### GIVEN INSTRUCTION
Wherever the string "choisi" shows up in a line, count that line. Give the total alone.

------ MATERIAL ------

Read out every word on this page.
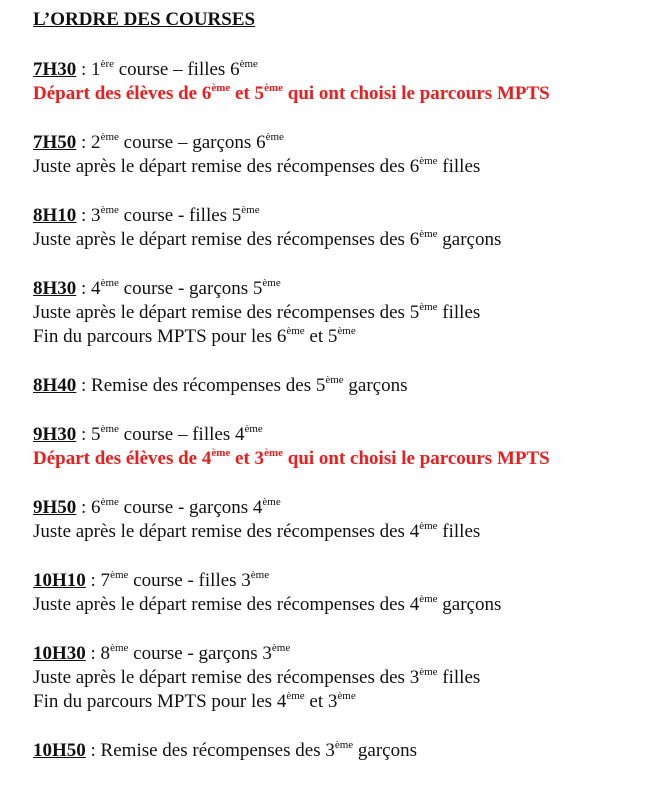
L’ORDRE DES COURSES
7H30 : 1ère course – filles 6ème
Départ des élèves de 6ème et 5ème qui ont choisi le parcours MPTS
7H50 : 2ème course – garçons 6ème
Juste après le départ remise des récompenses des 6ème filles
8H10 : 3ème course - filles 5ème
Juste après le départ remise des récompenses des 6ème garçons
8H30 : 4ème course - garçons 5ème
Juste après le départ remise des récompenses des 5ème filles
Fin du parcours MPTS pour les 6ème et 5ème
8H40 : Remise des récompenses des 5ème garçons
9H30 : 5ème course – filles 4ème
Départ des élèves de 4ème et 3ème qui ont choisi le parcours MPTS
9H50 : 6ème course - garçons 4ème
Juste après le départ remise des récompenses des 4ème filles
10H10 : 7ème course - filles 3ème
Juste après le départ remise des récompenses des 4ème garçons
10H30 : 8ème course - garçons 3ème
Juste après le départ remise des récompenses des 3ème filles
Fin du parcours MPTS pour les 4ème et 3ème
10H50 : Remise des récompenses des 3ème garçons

------
------ MATERIAL ------

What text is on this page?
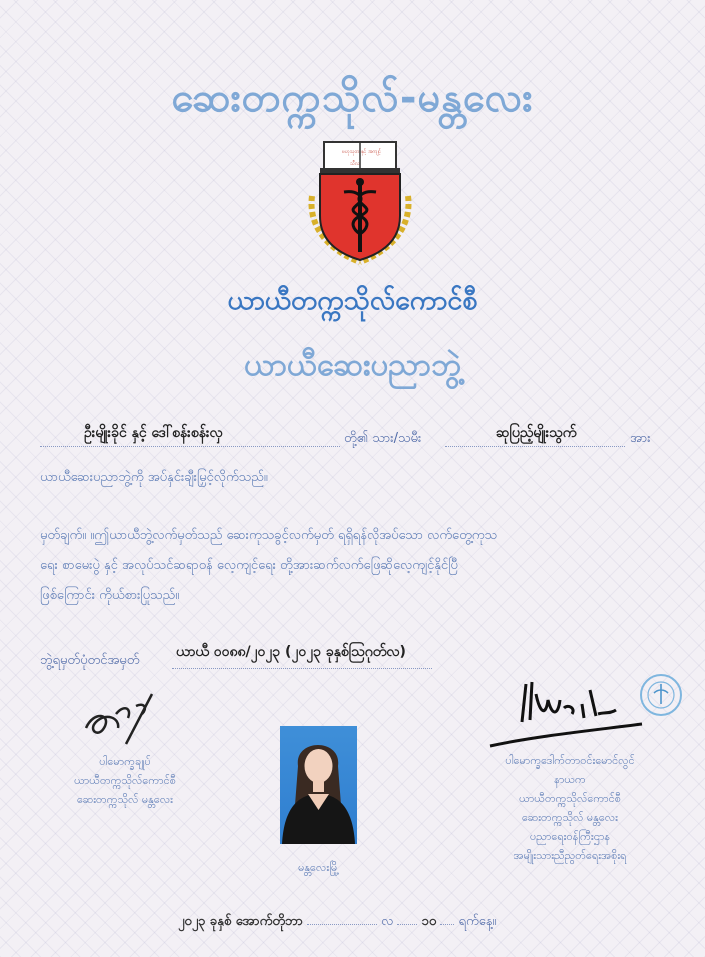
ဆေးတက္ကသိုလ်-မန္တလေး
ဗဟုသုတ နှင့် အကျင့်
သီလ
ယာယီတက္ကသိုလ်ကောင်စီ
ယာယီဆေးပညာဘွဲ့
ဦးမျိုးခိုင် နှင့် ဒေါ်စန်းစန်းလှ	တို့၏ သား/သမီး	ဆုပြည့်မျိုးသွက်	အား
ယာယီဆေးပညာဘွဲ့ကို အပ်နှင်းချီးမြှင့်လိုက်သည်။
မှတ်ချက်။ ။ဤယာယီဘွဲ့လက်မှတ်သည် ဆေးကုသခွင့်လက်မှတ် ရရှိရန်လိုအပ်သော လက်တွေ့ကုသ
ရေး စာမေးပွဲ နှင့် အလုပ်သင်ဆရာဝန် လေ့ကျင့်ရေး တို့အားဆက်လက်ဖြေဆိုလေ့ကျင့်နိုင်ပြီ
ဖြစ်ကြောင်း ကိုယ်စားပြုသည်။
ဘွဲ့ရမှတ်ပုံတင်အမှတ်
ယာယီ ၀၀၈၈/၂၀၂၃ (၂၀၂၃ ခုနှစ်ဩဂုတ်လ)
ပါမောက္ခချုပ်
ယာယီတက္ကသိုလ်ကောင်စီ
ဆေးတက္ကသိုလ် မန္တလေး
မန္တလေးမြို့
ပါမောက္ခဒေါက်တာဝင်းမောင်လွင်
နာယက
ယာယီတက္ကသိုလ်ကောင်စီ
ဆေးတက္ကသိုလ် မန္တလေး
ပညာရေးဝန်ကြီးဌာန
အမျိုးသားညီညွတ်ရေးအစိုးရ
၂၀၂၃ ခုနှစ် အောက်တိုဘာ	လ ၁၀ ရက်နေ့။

------
------ MATERIAL ------

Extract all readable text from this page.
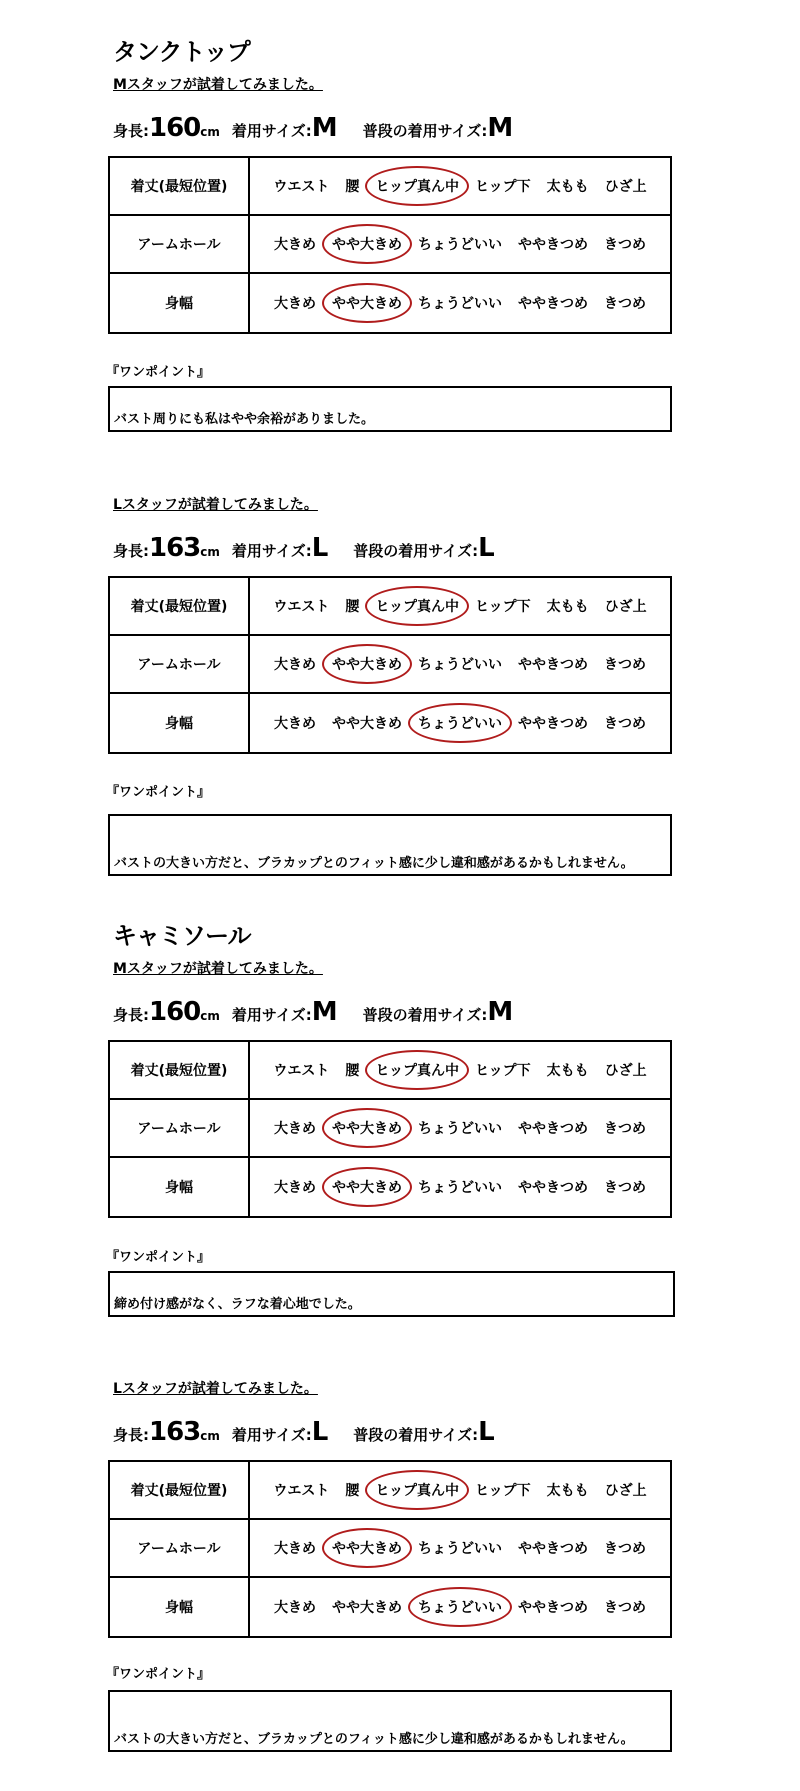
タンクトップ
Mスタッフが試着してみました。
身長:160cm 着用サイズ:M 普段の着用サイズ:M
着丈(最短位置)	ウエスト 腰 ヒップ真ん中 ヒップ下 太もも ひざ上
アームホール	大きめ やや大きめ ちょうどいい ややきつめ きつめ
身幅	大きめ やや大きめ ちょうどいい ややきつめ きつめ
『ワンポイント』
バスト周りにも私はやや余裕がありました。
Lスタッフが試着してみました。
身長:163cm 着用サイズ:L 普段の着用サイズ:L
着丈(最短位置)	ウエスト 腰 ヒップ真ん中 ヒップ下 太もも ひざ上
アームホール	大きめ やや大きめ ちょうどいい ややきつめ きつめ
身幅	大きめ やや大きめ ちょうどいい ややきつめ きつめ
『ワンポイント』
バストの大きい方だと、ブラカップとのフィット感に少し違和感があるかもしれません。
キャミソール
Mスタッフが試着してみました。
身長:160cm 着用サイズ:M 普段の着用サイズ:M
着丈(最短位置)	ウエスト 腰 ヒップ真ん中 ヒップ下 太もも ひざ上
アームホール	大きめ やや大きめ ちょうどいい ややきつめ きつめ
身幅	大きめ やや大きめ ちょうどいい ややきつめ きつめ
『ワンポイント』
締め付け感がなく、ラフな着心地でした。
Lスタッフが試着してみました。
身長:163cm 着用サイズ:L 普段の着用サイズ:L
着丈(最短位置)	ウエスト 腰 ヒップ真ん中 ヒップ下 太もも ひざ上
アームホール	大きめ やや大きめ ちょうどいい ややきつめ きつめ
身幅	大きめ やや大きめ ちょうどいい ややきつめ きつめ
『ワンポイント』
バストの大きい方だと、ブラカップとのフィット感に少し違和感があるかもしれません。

------

### TASK OUTPUT
2